With the images removed, repeat the data below exactly.

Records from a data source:
begin

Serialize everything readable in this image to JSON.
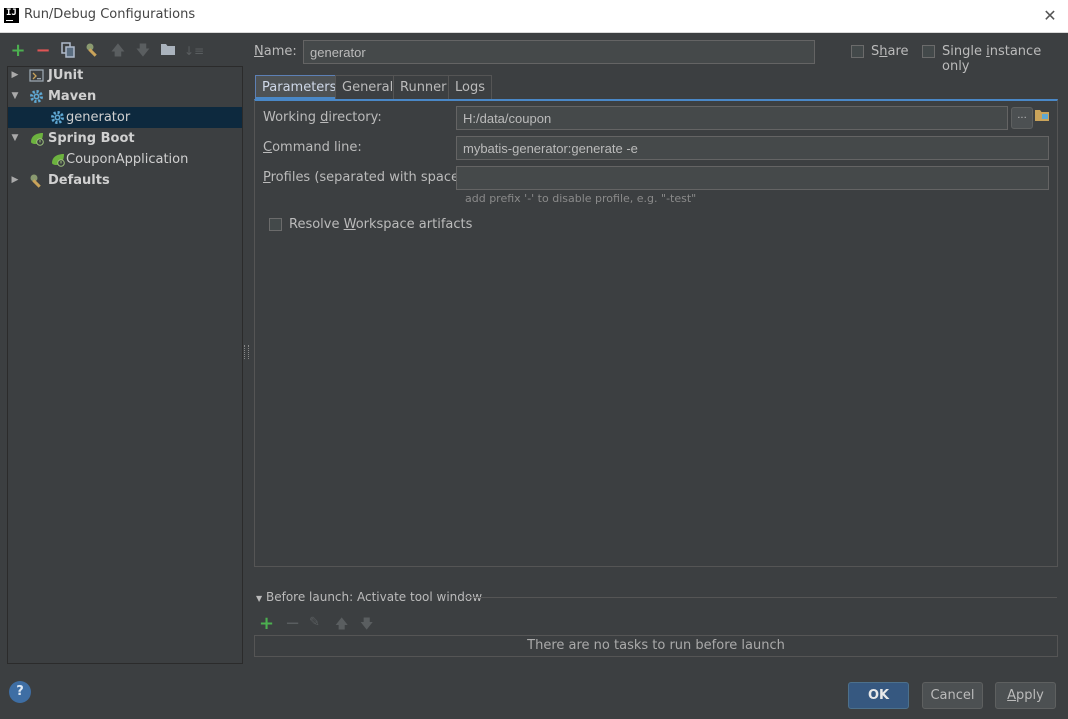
{
  "window": {
    "title": "Run/Debug Configurations",
    "app_logo": "IJ"
  },
  "toolbar": {
    "icons": [
      "add-icon",
      "remove-icon",
      "copy-icon",
      "wrench-icon",
      "move-up-icon",
      "move-down-icon",
      "folder-icon",
      "sort-icon"
    ],
    "colors": {
      "add": "#4caf50",
      "remove": "#e05555"
    }
  },
  "tree": {
    "items": [
      {
        "label": "JUnit",
        "level": 0,
        "expanded": false,
        "icon": "junit-icon"
      },
      {
        "label": "Maven",
        "level": 0,
        "expanded": true,
        "icon": "maven-gear-icon"
      },
      {
        "label": "generator",
        "level": 1,
        "selected": true,
        "icon": "maven-gear-icon"
      },
      {
        "label": "Spring Boot",
        "level": 0,
        "expanded": true,
        "icon": "spring-boot-icon"
      },
      {
        "label": "CouponApplication",
        "level": 1,
        "icon": "spring-boot-icon"
      },
      {
        "label": "Defaults",
        "level": 0,
        "expanded": false,
        "icon": "wrench-icon"
      }
    ]
  },
  "form": {
    "name_label": "Name:",
    "name_value": "generator",
    "share_label": "Share",
    "single_instance_label": "Single instance only",
    "tabs": [
      "Parameters",
      "General",
      "Runner",
      "Logs"
    ],
    "active_tab": "Parameters",
    "working_dir_label": "Working directory:",
    "working_dir_value": "H:/data/coupon",
    "browse_label": "...",
    "command_line_label": "Command line:",
    "command_line_value": "mybatis-generator:generate -e",
    "profiles_label": "Profiles (separated with space):",
    "profiles_value": "",
    "profiles_hint": "add prefix '-' to disable profile, e.g. \"-test\"",
    "resolve_workspace_label": "Resolve Workspace artifacts"
  },
  "before_launch": {
    "title": "Before launch: Activate tool window",
    "empty_text": "There are no tasks to run before launch"
  },
  "buttons": {
    "ok": "OK",
    "cancel": "Cancel",
    "apply": "Apply",
    "help": "?"
  }
}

end

Answer to this exercise →
Serialize everything readable in this image to JSON.
{
  "window": {
    "title": "Run/Debug Configurations",
    "app_logo": "IJ"
  },
  "toolbar": {
    "icons": [
      "add-icon",
      "remove-icon",
      "copy-icon",
      "wrench-icon",
      "move-up-icon",
      "move-down-icon",
      "folder-icon",
      "sort-icon"
    ],
    "colors": {
      "add": "#4caf50",
      "remove": "#e05555"
    }
  },
  "tree": {
    "items": [
      {
        "label": "JUnit",
        "level": 0,
        "expanded": false,
        "icon": "junit-icon"
      },
      {
        "label": "Maven",
        "level": 0,
        "expanded": true,
        "icon": "maven-gear-icon"
      },
      {
        "label": "generator",
        "level": 1,
        "selected": true,
        "icon": "maven-gear-icon"
      },
      {
        "label": "Spring Boot",
        "level": 0,
        "expanded": true,
        "icon": "spring-boot-icon"
      },
      {
        "label": "CouponApplication",
        "level": 1,
        "icon": "spring-boot-icon"
      },
      {
        "label": "Defaults",
        "level": 0,
        "expanded": false,
        "icon": "wrench-icon"
      }
    ]
  },
  "form": {
    "name_label": "Name:",
    "name_value": "generator",
    "share_label": "Share",
    "single_instance_label": "Single instance only",
    "tabs": [
      "Parameters",
      "General",
      "Runner",
      "Logs"
    ],
    "active_tab": "Parameters",
    "working_dir_label": "Working directory:",
    "working_dir_value": "H:/data/coupon",
    "browse_label": "...",
    "command_line_label": "Command line:",
    "command_line_value": "mybatis-generator:generate -e",
    "profiles_label": "Profiles (separated with space):",
    "profiles_value": "",
    "profiles_hint": "add prefix '-' to disable profile, e.g. \"-test\"",
    "resolve_workspace_label": "Resolve Workspace artifacts"
  },
  "before_launch": {
    "title": "Before launch: Activate tool window",
    "empty_text": "There are no tasks to run before launch"
  },
  "buttons": {
    "ok": "OK",
    "cancel": "Cancel",
    "apply": "Apply",
    "help": "?"
  }
}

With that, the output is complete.